## TASK INPUT

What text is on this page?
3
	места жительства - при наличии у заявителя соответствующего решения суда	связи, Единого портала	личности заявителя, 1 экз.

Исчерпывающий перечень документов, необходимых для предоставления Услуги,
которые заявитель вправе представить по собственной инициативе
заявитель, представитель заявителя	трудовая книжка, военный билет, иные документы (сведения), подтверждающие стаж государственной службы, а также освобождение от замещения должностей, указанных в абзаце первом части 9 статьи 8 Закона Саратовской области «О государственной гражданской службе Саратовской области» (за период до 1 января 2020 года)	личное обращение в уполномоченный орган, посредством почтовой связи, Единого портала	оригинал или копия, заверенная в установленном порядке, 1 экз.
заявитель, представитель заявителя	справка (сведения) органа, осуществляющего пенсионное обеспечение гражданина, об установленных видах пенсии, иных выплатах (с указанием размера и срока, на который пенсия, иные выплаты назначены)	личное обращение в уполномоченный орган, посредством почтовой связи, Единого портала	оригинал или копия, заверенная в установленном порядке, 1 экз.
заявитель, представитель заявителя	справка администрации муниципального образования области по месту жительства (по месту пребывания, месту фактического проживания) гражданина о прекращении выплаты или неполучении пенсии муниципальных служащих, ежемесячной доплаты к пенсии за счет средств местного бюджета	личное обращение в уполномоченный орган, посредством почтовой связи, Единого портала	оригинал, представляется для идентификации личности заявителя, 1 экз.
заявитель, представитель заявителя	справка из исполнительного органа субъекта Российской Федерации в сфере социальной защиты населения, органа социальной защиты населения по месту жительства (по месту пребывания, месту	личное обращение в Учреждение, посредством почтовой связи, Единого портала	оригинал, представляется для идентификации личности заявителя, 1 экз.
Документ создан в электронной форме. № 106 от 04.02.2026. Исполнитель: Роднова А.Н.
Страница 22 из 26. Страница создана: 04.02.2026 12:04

## INSTRUCTION
State how many lines of the listing include "портала", and nothing more.

## REPLY
5